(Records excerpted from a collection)
- - -

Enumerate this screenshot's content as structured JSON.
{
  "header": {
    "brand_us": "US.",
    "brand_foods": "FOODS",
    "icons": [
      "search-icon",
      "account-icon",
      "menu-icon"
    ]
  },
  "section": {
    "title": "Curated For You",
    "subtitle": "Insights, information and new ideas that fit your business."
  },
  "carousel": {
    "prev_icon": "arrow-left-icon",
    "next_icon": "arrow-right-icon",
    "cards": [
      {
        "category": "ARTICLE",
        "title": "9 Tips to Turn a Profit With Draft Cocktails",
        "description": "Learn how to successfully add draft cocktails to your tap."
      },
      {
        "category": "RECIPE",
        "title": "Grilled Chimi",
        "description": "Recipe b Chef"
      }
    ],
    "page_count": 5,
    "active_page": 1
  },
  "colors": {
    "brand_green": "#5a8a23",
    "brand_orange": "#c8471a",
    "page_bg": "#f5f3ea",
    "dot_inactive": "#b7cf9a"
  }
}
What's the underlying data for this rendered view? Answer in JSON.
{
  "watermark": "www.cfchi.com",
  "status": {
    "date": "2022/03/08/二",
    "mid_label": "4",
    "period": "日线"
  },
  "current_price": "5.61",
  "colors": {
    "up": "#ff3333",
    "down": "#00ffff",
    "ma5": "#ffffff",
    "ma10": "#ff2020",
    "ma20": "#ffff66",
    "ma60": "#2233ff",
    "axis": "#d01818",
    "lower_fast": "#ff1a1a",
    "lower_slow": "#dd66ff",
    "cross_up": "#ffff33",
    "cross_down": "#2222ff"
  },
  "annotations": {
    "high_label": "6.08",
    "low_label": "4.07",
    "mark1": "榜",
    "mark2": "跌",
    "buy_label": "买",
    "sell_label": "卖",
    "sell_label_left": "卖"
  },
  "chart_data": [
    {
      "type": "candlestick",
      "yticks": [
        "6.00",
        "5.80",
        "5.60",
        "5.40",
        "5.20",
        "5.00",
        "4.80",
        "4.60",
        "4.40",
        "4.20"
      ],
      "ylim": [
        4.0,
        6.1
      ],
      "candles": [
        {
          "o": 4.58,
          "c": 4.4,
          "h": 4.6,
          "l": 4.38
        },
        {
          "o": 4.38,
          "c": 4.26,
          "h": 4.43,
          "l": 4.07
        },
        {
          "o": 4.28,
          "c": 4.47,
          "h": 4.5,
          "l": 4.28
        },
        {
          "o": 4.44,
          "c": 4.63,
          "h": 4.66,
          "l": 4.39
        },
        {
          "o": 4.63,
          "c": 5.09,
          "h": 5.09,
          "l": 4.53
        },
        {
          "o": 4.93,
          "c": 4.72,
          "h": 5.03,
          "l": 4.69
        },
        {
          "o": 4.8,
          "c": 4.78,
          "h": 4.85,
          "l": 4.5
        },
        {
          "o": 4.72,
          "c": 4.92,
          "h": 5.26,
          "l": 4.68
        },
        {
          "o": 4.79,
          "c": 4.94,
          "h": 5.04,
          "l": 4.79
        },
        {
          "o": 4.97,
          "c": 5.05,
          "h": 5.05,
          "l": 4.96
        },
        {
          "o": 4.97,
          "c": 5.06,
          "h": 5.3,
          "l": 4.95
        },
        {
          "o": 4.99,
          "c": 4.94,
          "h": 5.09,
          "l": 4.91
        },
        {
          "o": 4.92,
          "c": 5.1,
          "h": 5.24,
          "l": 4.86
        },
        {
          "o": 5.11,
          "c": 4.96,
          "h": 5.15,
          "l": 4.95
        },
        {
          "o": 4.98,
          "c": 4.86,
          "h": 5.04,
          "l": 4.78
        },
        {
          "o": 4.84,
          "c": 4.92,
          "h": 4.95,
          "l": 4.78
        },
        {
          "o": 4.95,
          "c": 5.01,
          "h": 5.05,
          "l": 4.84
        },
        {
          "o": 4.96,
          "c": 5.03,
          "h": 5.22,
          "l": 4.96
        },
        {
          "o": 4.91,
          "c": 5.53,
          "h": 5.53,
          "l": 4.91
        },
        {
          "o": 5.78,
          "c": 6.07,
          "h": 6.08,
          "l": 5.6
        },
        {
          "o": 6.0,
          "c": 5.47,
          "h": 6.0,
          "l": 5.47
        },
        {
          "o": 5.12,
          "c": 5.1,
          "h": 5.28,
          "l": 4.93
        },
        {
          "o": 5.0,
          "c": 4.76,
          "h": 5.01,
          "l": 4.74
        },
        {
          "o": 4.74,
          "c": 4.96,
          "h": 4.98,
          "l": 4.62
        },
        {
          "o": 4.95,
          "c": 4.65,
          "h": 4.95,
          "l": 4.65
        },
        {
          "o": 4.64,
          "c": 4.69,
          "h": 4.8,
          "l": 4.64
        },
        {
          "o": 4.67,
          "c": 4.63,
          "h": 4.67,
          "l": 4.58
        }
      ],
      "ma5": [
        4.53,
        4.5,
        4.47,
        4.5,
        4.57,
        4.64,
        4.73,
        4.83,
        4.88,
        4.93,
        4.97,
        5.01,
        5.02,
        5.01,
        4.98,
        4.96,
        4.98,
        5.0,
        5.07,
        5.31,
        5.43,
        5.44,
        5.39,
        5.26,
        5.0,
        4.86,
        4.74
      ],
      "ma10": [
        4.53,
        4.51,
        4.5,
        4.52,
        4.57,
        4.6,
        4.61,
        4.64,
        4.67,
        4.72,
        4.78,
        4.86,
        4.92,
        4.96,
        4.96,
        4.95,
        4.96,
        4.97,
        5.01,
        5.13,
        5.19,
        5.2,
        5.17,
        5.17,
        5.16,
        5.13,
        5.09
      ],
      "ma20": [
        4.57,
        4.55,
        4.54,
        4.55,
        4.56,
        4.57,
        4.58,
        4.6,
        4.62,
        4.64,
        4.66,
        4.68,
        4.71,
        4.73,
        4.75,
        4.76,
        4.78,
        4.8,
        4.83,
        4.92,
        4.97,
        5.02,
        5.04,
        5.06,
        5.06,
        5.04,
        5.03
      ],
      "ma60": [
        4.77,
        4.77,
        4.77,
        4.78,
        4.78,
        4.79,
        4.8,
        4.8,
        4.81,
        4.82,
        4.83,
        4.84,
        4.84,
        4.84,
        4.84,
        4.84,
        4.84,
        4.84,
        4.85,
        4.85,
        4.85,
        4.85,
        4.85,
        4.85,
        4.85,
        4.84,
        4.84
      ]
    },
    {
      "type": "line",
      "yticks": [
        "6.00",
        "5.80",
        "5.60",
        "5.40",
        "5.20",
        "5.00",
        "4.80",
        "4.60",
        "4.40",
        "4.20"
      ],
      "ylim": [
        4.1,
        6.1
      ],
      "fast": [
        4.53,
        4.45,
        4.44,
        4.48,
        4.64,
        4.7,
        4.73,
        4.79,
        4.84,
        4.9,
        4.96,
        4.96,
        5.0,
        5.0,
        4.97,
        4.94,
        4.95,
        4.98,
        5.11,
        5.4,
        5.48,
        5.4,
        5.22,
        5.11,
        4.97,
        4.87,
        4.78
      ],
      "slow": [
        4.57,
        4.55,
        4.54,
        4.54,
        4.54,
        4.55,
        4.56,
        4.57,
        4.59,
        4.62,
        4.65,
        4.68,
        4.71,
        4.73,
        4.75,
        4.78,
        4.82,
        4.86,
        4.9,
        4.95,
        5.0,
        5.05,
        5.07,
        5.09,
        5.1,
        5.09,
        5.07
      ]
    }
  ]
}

- - -

● **OBJECTIVE**
Print every record above exactly as written.

● **THE COMPLETED TASK**
Enumerate this screenshot's content as structured JSON.
{
  "header": {
    "brand_us": "US.",
    "brand_foods": "FOODS",
    "icons": [
      "search-icon",
      "account-icon",
      "menu-icon"
    ]
  },
  "section": {
    "title": "Curated For You",
    "subtitle": "Insights, information and new ideas that fit your business."
  },
  "carousel": {
    "prev_icon": "arrow-left-icon",
    "next_icon": "arrow-right-icon",
    "cards": [
      {
        "category": "ARTICLE",
        "title": "9 Tips to Turn a Profit With Draft Cocktails",
        "description": "Learn how to successfully add draft cocktails to your tap."
      },
      {
        "category": "RECIPE",
        "title": "Grilled Chimi",
        "description": "Recipe b Chef"
      }
    ],
    "page_count": 5,
    "active_page": 1
  },
  "colors": {
    "brand_green": "#5a8a23",
    "brand_orange": "#c8471a",
    "page_bg": "#f5f3ea",
    "dot_inactive": "#b7cf9a"
  }
}
What's the underlying data for this rendered view? Answer in JSON.
{
  "watermark": "www.cfchi.com",
  "status": {
    "date": "2022/03/08/二",
    "mid_label": "4",
    "period": "日线"
  },
  "current_price": "5.61",
  "colors": {
    "up": "#ff3333",
    "down": "#00ffff",
    "ma5": "#ffffff",
    "ma10": "#ff2020",
    "ma20": "#ffff66",
    "ma60": "#2233ff",
    "axis": "#d01818",
    "lower_fast": "#ff1a1a",
    "lower_slow": "#dd66ff",
    "cross_up": "#ffff33",
    "cross_down": "#2222ff"
  },
  "annotations": {
    "high_label": "6.08",
    "low_label": "4.07",
    "mark1": "榜",
    "mark2": "跌",
    "buy_label": "买",
    "sell_label": "卖",
    "sell_label_left": "卖"
  },
  "chart_data": [
    {
      "type": "candlestick",
      "yticks": [
        "6.00",
        "5.80",
        "5.60",
        "5.40",
        "5.20",
        "5.00",
        "4.80",
        "4.60",
        "4.40",
        "4.20"
      ],
      "ylim": [
        4.0,
        6.1
      ],
      "candles": [
        {
          "o": 4.58,
          "c": 4.4,
          "h": 4.6,
          "l": 4.38
        },
        {
          "o": 4.38,
          "c": 4.26,
          "h": 4.43,
          "l": 4.07
        },
        {
          "o": 4.28,
          "c": 4.47,
          "h": 4.5,
          "l": 4.28
        },
        {
          "o": 4.44,
          "c": 4.63,
          "h": 4.66,
          "l": 4.39
        },
        {
          "o": 4.63,
          "c": 5.09,
          "h": 5.09,
          "l": 4.53
        },
        {
          "o": 4.93,
          "c": 4.72,
          "h": 5.03,
          "l": 4.69
        },
        {
          "o": 4.8,
          "c": 4.78,
          "h": 4.85,
          "l": 4.5
        },
        {
          "o": 4.72,
          "c": 4.92,
          "h": 5.26,
          "l": 4.68
        },
        {
          "o": 4.79,
          "c": 4.94,
          "h": 5.04,
          "l": 4.79
        },
        {
          "o": 4.97,
          "c": 5.05,
          "h": 5.05,
          "l": 4.96
        },
        {
          "o": 4.97,
          "c": 5.06,
          "h": 5.3,
          "l": 4.95
        },
        {
          "o": 4.99,
          "c": 4.94,
          "h": 5.09,
          "l": 4.91
        },
        {
          "o": 4.92,
          "c": 5.1,
          "h": 5.24,
          "l": 4.86
        },
        {
          "o": 5.11,
          "c": 4.96,
          "h": 5.15,
          "l": 4.95
        },
        {
          "o": 4.98,
          "c": 4.86,
          "h": 5.04,
          "l": 4.78
        },
        {
          "o": 4.84,
          "c": 4.92,
          "h": 4.95,
          "l": 4.78
        },
        {
          "o": 4.95,
          "c": 5.01,
          "h": 5.05,
          "l": 4.84
        },
        {
          "o": 4.96,
          "c": 5.03,
          "h": 5.22,
          "l": 4.96
        },
        {
          "o": 4.91,
          "c": 5.53,
          "h": 5.53,
          "l": 4.91
        },
        {
          "o": 5.78,
          "c": 6.07,
          "h": 6.08,
          "l": 5.6
        },
        {
          "o": 6.0,
          "c": 5.47,
          "h": 6.0,
          "l": 5.47
        },
        {
          "o": 5.12,
          "c": 5.1,
          "h": 5.28,
          "l": 4.93
        },
        {
          "o": 5.0,
          "c": 4.76,
          "h": 5.01,
          "l": 4.74
        },
        {
          "o": 4.74,
          "c": 4.96,
          "h": 4.98,
          "l": 4.62
        },
        {
          "o": 4.95,
          "c": 4.65,
          "h": 4.95,
          "l": 4.65
        },
        {
          "o": 4.64,
          "c": 4.69,
          "h": 4.8,
          "l": 4.64
        },
        {
          "o": 4.67,
          "c": 4.63,
          "h": 4.67,
          "l": 4.58
        }
      ],
      "ma5": [
        4.53,
        4.5,
        4.47,
        4.5,
        4.57,
        4.64,
        4.73,
        4.83,
        4.88,
        4.93,
        4.97,
        5.01,
        5.02,
        5.01,
        4.98,
        4.96,
        4.98,
        5.0,
        5.07,
        5.31,
        5.43,
        5.44,
        5.39,
        5.26,
        5.0,
        4.86,
        4.74
      ],
      "ma10": [
        4.53,
        4.51,
        4.5,
        4.52,
        4.57,
        4.6,
        4.61,
        4.64,
        4.67,
        4.72,
        4.78,
        4.86,
        4.92,
        4.96,
        4.96,
        4.95,
        4.96,
        4.97,
        5.01,
        5.13,
        5.19,
        5.2,
        5.17,
        5.17,
        5.16,
        5.13,
        5.09
      ],
      "ma20": [
        4.57,
        4.55,
        4.54,
        4.55,
        4.56,
        4.57,
        4.58,
        4.6,
        4.62,
        4.64,
        4.66,
        4.68,
        4.71,
        4.73,
        4.75,
        4.76,
        4.78,
        4.8,
        4.83,
        4.92,
        4.97,
        5.02,
        5.04,
        5.06,
        5.06,
        5.04,
        5.03
      ],
      "ma60": [
        4.77,
        4.77,
        4.77,
        4.78,
        4.78,
        4.79,
        4.8,
        4.8,
        4.81,
        4.82,
        4.83,
        4.84,
        4.84,
        4.84,
        4.84,
        4.84,
        4.84,
        4.84,
        4.85,
        4.85,
        4.85,
        4.85,
        4.85,
        4.85,
        4.85,
        4.84,
        4.84
      ]
    },
    {
      "type": "line",
      "yticks": [
        "6.00",
        "5.80",
        "5.60",
        "5.40",
        "5.20",
        "5.00",
        "4.80",
        "4.60",
        "4.40",
        "4.20"
      ],
      "ylim": [
        4.1,
        6.1
      ],
      "fast": [
        4.53,
        4.45,
        4.44,
        4.48,
        4.64,
        4.7,
        4.73,
        4.79,
        4.84,
        4.9,
        4.96,
        4.96,
        5.0,
        5.0,
        4.97,
        4.94,
        4.95,
        4.98,
        5.11,
        5.4,
        5.48,
        5.4,
        5.22,
        5.11,
        4.97,
        4.87,
        4.78
      ],
      "slow": [
        4.57,
        4.55,
        4.54,
        4.54,
        4.54,
        4.55,
        4.56,
        4.57,
        4.59,
        4.62,
        4.65,
        4.68,
        4.71,
        4.73,
        4.75,
        4.78,
        4.82,
        4.86,
        4.9,
        4.95,
        5.0,
        5.05,
        5.07,
        5.09,
        5.1,
        5.09,
        5.07
      ]
    }
  ]
}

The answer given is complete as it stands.